[Stored records]
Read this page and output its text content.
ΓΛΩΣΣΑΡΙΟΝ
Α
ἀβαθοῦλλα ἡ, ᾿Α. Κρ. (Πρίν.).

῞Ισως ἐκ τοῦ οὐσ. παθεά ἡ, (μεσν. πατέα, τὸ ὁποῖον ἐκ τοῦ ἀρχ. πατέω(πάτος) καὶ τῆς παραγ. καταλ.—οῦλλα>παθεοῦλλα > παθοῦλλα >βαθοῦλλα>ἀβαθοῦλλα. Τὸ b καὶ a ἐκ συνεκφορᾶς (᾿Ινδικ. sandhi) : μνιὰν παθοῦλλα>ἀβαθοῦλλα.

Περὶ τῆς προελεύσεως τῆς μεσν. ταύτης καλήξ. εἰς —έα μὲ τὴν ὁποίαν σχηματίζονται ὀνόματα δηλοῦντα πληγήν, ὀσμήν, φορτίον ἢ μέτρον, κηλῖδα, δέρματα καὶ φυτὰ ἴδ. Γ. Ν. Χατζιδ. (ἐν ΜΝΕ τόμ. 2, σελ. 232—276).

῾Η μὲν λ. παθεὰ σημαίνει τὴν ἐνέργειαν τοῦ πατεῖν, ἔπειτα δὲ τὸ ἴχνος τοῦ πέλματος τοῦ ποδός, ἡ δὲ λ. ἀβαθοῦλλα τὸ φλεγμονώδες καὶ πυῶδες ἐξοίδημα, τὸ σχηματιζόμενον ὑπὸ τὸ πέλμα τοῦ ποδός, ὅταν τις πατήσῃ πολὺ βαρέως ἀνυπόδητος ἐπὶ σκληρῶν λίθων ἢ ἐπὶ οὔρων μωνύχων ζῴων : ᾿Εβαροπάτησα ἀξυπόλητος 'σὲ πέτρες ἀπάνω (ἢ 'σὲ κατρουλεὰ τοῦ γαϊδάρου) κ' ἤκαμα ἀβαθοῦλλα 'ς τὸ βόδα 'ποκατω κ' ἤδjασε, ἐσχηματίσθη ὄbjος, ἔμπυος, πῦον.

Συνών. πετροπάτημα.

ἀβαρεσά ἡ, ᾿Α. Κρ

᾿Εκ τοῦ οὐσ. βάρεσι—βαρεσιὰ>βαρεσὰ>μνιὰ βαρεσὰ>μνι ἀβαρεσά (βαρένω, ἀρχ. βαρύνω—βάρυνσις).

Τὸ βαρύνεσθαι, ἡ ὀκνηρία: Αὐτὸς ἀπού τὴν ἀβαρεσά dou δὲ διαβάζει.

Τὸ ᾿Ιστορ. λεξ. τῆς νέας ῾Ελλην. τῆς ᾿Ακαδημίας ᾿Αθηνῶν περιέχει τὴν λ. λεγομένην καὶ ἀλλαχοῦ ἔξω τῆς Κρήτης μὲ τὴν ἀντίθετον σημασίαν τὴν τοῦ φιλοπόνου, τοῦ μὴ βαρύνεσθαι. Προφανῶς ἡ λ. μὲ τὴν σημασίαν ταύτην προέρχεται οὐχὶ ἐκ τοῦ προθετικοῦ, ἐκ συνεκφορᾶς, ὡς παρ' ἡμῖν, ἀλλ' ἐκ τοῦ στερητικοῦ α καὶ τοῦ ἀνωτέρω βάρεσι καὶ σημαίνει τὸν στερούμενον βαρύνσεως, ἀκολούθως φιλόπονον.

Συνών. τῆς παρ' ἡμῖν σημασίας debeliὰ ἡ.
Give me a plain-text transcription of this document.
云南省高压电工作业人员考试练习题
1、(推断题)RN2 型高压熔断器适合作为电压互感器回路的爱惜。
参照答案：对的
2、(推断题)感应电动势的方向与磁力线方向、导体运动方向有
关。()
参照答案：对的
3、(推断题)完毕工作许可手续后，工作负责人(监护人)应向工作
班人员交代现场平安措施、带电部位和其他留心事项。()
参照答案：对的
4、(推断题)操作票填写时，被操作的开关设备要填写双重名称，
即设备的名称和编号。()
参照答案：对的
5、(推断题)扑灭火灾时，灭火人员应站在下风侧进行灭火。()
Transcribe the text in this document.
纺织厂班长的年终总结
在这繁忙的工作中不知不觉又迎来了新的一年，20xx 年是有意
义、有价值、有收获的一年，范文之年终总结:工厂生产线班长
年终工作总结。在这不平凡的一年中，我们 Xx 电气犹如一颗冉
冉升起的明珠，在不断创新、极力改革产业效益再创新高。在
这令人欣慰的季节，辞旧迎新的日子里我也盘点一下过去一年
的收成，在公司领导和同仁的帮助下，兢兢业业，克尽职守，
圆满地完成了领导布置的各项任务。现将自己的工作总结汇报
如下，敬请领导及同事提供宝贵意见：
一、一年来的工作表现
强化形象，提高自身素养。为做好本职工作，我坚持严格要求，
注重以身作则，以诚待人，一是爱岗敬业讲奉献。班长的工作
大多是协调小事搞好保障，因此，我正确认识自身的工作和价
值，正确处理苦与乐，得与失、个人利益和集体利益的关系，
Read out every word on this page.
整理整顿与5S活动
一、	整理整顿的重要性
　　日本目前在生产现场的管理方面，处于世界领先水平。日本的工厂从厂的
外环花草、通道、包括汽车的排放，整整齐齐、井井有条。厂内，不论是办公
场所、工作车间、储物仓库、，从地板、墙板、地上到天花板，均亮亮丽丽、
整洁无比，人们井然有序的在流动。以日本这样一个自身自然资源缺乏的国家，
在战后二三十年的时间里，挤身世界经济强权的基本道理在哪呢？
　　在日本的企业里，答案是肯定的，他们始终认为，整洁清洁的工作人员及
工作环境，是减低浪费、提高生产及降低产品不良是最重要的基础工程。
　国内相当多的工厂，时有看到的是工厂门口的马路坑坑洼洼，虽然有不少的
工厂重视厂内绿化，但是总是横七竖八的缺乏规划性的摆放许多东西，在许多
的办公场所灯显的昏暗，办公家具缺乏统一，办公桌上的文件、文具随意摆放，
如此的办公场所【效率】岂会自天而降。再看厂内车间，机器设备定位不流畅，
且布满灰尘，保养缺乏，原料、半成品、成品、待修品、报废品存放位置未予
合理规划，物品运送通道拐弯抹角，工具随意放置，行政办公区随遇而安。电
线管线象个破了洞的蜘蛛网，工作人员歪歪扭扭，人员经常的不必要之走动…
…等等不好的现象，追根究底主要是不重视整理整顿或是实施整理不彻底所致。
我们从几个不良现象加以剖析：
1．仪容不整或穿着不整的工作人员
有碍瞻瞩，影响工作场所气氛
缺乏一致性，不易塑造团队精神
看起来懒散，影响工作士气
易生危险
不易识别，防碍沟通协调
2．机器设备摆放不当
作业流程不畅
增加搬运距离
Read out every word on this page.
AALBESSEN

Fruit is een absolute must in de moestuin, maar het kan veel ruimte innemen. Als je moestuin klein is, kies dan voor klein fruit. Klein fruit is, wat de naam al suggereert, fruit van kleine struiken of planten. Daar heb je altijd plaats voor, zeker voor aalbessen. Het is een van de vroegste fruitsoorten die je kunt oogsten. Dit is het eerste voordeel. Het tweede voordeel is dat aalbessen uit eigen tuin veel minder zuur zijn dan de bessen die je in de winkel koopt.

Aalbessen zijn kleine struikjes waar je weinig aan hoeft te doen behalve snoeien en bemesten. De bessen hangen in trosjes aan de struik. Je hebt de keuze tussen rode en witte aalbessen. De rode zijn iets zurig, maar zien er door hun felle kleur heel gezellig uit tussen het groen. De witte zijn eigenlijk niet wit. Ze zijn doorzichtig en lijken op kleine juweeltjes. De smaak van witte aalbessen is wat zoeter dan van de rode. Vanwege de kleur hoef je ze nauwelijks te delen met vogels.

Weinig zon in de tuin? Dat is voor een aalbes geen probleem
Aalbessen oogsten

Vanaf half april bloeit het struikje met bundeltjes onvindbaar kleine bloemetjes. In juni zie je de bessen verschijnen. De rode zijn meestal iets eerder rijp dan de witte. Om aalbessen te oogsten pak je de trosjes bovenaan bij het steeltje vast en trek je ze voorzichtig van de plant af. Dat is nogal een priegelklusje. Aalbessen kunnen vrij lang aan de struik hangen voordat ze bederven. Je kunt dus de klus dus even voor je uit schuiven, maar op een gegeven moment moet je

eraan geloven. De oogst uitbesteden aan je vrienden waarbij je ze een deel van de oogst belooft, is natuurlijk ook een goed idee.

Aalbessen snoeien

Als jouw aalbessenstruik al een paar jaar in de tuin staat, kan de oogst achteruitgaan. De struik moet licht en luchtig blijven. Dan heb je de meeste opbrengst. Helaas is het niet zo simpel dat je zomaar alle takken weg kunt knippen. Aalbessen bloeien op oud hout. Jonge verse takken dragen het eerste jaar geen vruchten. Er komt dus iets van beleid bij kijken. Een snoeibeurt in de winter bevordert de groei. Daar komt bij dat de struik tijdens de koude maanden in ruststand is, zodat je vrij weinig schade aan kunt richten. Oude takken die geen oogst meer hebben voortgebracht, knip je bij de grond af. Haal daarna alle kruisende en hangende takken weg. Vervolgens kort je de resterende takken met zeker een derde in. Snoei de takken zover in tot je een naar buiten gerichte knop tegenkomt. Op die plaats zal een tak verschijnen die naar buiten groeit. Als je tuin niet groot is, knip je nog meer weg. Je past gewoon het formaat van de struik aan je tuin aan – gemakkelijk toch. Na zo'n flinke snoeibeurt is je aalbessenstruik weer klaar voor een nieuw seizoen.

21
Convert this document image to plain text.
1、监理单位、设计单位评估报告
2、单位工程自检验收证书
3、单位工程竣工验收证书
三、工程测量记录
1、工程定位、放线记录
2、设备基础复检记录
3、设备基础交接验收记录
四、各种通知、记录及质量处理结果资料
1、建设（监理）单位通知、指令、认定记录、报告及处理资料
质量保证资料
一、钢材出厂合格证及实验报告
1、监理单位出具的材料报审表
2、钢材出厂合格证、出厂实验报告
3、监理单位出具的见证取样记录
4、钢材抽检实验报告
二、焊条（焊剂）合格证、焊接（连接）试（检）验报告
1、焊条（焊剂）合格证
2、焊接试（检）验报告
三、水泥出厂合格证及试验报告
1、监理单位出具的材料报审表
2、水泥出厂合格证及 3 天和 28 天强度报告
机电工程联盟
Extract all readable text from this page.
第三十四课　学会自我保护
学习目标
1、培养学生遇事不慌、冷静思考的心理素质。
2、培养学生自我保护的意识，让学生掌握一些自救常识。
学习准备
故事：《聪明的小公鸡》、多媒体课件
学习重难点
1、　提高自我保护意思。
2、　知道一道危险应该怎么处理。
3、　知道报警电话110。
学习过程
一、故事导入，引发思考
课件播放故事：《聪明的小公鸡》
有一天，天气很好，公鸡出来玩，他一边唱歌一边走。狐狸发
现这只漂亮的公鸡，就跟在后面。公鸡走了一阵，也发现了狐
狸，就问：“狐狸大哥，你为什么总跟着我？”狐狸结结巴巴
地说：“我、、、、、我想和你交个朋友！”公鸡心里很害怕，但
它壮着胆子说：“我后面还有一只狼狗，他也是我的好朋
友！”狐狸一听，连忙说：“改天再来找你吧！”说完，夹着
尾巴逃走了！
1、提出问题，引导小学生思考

### What you should do
Only the lines from the one containing "Extract all readable text from this page." to the end of the data should be printed, exactly as they stand.

### In response
Extract all readable text from this page.
第三十四课　学会自我保护
学习目标
1、培养学生遇事不慌、冷静思考的心理素质。
2、培养学生自我保护的意识，让学生掌握一些自救常识。
学习准备
故事：《聪明的小公鸡》、多媒体课件
学习重难点
1、　提高自我保护意思。
2、　知道一道危险应该怎么处理。
3、　知道报警电话110。
学习过程
一、故事导入，引发思考
课件播放故事：《聪明的小公鸡》
有一天，天气很好，公鸡出来玩，他一边唱歌一边走。狐狸发
现这只漂亮的公鸡，就跟在后面。公鸡走了一阵，也发现了狐
狸，就问：“狐狸大哥，你为什么总跟着我？”狐狸结结巴巴
地说：“我、、、、、我想和你交个朋友！”公鸡心里很害怕，但
它壮着胆子说：“我后面还有一只狼狗，他也是我的好朋
友！”狐狸一听，连忙说：“改天再来找你吧！”说完，夹着
尾巴逃走了！
1、提出问题，引导小学生思考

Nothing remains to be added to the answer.